## [TASK TO CARRY OUT]
An exact copy of all the data is the expected answer.

-- DATASET RECORDS follows --

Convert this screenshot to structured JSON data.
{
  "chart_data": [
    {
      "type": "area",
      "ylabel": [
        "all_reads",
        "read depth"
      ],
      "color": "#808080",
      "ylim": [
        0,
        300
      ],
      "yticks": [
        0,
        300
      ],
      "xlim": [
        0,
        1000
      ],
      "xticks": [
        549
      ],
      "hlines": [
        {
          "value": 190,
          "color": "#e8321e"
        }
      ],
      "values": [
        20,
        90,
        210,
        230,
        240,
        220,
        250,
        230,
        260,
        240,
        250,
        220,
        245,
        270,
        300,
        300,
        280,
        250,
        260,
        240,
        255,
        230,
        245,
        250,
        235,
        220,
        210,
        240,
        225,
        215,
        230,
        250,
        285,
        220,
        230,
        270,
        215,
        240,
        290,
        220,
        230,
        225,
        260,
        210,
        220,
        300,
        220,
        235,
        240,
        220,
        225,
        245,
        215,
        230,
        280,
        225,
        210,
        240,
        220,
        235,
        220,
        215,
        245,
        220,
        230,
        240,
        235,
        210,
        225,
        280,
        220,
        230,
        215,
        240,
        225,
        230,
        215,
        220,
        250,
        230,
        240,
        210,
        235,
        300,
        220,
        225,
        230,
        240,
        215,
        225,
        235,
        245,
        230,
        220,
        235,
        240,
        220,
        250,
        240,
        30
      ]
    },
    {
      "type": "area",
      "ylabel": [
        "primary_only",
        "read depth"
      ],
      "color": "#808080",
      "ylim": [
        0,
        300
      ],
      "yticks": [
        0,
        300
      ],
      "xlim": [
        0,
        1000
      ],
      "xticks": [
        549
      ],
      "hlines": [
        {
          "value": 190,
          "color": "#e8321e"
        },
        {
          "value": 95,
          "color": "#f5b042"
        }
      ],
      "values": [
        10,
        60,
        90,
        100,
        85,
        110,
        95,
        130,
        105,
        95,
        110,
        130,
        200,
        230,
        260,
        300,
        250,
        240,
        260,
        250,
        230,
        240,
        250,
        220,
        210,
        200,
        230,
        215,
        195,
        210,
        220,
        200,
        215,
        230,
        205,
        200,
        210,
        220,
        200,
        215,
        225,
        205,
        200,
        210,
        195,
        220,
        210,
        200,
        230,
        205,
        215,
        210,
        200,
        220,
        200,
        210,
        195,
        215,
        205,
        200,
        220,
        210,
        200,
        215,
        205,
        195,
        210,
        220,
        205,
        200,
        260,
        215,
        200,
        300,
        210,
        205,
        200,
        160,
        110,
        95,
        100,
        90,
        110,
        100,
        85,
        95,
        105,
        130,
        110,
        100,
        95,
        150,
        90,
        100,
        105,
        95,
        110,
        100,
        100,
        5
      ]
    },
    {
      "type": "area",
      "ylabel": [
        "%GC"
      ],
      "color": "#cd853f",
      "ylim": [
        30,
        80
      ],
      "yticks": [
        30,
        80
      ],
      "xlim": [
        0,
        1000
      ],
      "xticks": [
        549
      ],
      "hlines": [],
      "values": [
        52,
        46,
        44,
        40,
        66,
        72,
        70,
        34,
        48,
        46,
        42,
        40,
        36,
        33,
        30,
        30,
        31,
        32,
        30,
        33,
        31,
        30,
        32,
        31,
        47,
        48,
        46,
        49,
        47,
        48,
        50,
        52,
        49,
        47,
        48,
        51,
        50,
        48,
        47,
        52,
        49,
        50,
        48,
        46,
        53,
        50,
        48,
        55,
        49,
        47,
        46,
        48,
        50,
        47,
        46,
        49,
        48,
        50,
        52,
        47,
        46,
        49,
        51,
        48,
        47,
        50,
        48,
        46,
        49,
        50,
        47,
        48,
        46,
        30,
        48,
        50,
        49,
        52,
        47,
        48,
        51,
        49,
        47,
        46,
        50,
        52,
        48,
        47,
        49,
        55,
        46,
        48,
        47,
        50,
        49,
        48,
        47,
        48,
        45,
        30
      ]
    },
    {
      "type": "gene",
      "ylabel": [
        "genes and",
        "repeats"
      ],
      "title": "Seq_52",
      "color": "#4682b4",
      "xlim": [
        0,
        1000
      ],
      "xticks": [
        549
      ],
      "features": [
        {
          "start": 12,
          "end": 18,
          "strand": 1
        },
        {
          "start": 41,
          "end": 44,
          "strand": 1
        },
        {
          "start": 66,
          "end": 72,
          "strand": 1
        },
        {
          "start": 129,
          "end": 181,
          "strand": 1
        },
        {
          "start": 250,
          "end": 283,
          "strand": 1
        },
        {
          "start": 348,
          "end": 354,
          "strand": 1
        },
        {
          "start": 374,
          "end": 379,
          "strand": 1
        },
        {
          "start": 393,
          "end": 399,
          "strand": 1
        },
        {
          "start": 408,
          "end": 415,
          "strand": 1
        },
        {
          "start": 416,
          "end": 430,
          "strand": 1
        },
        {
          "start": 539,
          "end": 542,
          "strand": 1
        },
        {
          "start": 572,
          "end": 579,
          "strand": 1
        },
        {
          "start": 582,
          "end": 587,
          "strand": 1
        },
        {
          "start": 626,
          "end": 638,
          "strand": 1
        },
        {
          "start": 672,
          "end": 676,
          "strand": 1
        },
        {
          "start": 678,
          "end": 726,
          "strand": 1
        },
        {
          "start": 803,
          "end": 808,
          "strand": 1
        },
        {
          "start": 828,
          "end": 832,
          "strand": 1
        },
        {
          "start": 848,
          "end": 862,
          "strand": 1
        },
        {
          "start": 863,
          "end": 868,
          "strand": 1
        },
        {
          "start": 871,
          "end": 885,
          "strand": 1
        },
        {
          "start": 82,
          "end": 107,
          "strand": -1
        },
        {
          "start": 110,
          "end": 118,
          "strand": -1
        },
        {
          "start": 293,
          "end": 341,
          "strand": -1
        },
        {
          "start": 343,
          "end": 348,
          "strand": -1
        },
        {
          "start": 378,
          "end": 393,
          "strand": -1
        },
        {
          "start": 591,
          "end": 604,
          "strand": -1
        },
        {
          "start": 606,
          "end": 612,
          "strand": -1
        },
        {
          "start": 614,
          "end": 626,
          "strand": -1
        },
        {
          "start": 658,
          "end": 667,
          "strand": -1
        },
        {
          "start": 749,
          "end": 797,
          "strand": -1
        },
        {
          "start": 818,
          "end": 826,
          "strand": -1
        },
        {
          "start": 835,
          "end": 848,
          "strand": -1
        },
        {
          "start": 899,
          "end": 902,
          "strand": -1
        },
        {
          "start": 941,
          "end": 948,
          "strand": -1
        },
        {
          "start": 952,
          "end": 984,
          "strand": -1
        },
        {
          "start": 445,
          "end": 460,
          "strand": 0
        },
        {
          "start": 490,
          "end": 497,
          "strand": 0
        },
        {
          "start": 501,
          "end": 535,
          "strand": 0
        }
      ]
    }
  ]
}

-- DATASET RECORDS concluded --

## [RESULT OF THE EXERCISE]
Convert this screenshot to structured JSON data.
{
  "chart_data": [
    {
      "type": "area",
      "ylabel": [
        "all_reads",
        "read depth"
      ],
      "color": "#808080",
      "ylim": [
        0,
        300
      ],
      "yticks": [
        0,
        300
      ],
      "xlim": [
        0,
        1000
      ],
      "xticks": [
        549
      ],
      "hlines": [
        {
          "value": 190,
          "color": "#e8321e"
        }
      ],
      "values": [
        20,
        90,
        210,
        230,
        240,
        220,
        250,
        230,
        260,
        240,
        250,
        220,
        245,
        270,
        300,
        300,
        280,
        250,
        260,
        240,
        255,
        230,
        245,
        250,
        235,
        220,
        210,
        240,
        225,
        215,
        230,
        250,
        285,
        220,
        230,
        270,
        215,
        240,
        290,
        220,
        230,
        225,
        260,
        210,
        220,
        300,
        220,
        235,
        240,
        220,
        225,
        245,
        215,
        230,
        280,
        225,
        210,
        240,
        220,
        235,
        220,
        215,
        245,
        220,
        230,
        240,
        235,
        210,
        225,
        280,
        220,
        230,
        215,
        240,
        225,
        230,
        215,
        220,
        250,
        230,
        240,
        210,
        235,
        300,
        220,
        225,
        230,
        240,
        215,
        225,
        235,
        245,
        230,
        220,
        235,
        240,
        220,
        250,
        240,
        30
      ]
    },
    {
      "type": "area",
      "ylabel": [
        "primary_only",
        "read depth"
      ],
      "color": "#808080",
      "ylim": [
        0,
        300
      ],
      "yticks": [
        0,
        300
      ],
      "xlim": [
        0,
        1000
      ],
      "xticks": [
        549
      ],
      "hlines": [
        {
          "value": 190,
          "color": "#e8321e"
        },
        {
          "value": 95,
          "color": "#f5b042"
        }
      ],
      "values": [
        10,
        60,
        90,
        100,
        85,
        110,
        95,
        130,
        105,
        95,
        110,
        130,
        200,
        230,
        260,
        300,
        250,
        240,
        260,
        250,
        230,
        240,
        250,
        220,
        210,
        200,
        230,
        215,
        195,
        210,
        220,
        200,
        215,
        230,
        205,
        200,
        210,
        220,
        200,
        215,
        225,
        205,
        200,
        210,
        195,
        220,
        210,
        200,
        230,
        205,
        215,
        210,
        200,
        220,
        200,
        210,
        195,
        215,
        205,
        200,
        220,
        210,
        200,
        215,
        205,
        195,
        210,
        220,
        205,
        200,
        260,
        215,
        200,
        300,
        210,
        205,
        200,
        160,
        110,
        95,
        100,
        90,
        110,
        100,
        85,
        95,
        105,
        130,
        110,
        100,
        95,
        150,
        90,
        100,
        105,
        95,
        110,
        100,
        100,
        5
      ]
    },
    {
      "type": "area",
      "ylabel": [
        "%GC"
      ],
      "color": "#cd853f",
      "ylim": [
        30,
        80
      ],
      "yticks": [
        30,
        80
      ],
      "xlim": [
        0,
        1000
      ],
      "xticks": [
        549
      ],
      "hlines": [],
      "values": [
        52,
        46,
        44,
        40,
        66,
        72,
        70,
        34,
        48,
        46,
        42,
        40,
        36,
        33,
        30,
        30,
        31,
        32,
        30,
        33,
        31,
        30,
        32,
        31,
        47,
        48,
        46,
        49,
        47,
        48,
        50,
        52,
        49,
        47,
        48,
        51,
        50,
        48,
        47,
        52,
        49,
        50,
        48,
        46,
        53,
        50,
        48,
        55,
        49,
        47,
        46,
        48,
        50,
        47,
        46,
        49,
        48,
        50,
        52,
        47,
        46,
        49,
        51,
        48,
        47,
        50,
        48,
        46,
        49,
        50,
        47,
        48,
        46,
        30,
        48,
        50,
        49,
        52,
        47,
        48,
        51,
        49,
        47,
        46,
        50,
        52,
        48,
        47,
        49,
        55,
        46,
        48,
        47,
        50,
        49,
        48,
        47,
        48,
        45,
        30
      ]
    },
    {
      "type": "gene",
      "ylabel": [
        "genes and",
        "repeats"
      ],
      "title": "Seq_52",
      "color": "#4682b4",
      "xlim": [
        0,
        1000
      ],
      "xticks": [
        549
      ],
      "features": [
        {
          "start": 12,
          "end": 18,
          "strand": 1
        },
        {
          "start": 41,
          "end": 44,
          "strand": 1
        },
        {
          "start": 66,
          "end": 72,
          "strand": 1
        },
        {
          "start": 129,
          "end": 181,
          "strand": 1
        },
        {
          "start": 250,
          "end": 283,
          "strand": 1
        },
        {
          "start": 348,
          "end": 354,
          "strand": 1
        },
        {
          "start": 374,
          "end": 379,
          "strand": 1
        },
        {
          "start": 393,
          "end": 399,
          "strand": 1
        },
        {
          "start": 408,
          "end": 415,
          "strand": 1
        },
        {
          "start": 416,
          "end": 430,
          "strand": 1
        },
        {
          "start": 539,
          "end": 542,
          "strand": 1
        },
        {
          "start": 572,
          "end": 579,
          "strand": 1
        },
        {
          "start": 582,
          "end": 587,
          "strand": 1
        },
        {
          "start": 626,
          "end": 638,
          "strand": 1
        },
        {
          "start": 672,
          "end": 676,
          "strand": 1
        },
        {
          "start": 678,
          "end": 726,
          "strand": 1
        },
        {
          "start": 803,
          "end": 808,
          "strand": 1
        },
        {
          "start": 828,
          "end": 832,
          "strand": 1
        },
        {
          "start": 848,
          "end": 862,
          "strand": 1
        },
        {
          "start": 863,
          "end": 868,
          "strand": 1
        },
        {
          "start": 871,
          "end": 885,
          "strand": 1
        },
        {
          "start": 82,
          "end": 107,
          "strand": -1
        },
        {
          "start": 110,
          "end": 118,
          "strand": -1
        },
        {
          "start": 293,
          "end": 341,
          "strand": -1
        },
        {
          "start": 343,
          "end": 348,
          "strand": -1
        },
        {
          "start": 378,
          "end": 393,
          "strand": -1
        },
        {
          "start": 591,
          "end": 604,
          "strand": -1
        },
        {
          "start": 606,
          "end": 612,
          "strand": -1
        },
        {
          "start": 614,
          "end": 626,
          "strand": -1
        },
        {
          "start": 658,
          "end": 667,
          "strand": -1
        },
        {
          "start": 749,
          "end": 797,
          "strand": -1
        },
        {
          "start": 818,
          "end": 826,
          "strand": -1
        },
        {
          "start": 835,
          "end": 848,
          "strand": -1
        },
        {
          "start": 899,
          "end": 902,
          "strand": -1
        },
        {
          "start": 941,
          "end": 948,
          "strand": -1
        },
        {
          "start": 952,
          "end": 984,
          "strand": -1
        },
        {
          "start": 445,
          "end": 460,
          "strand": 0
        },
        {
          "start": 490,
          "end": 497,
          "strand": 0
        },
        {
          "start": 501,
          "end": 535,
          "strand": 0
        }
      ]
    }
  ]
}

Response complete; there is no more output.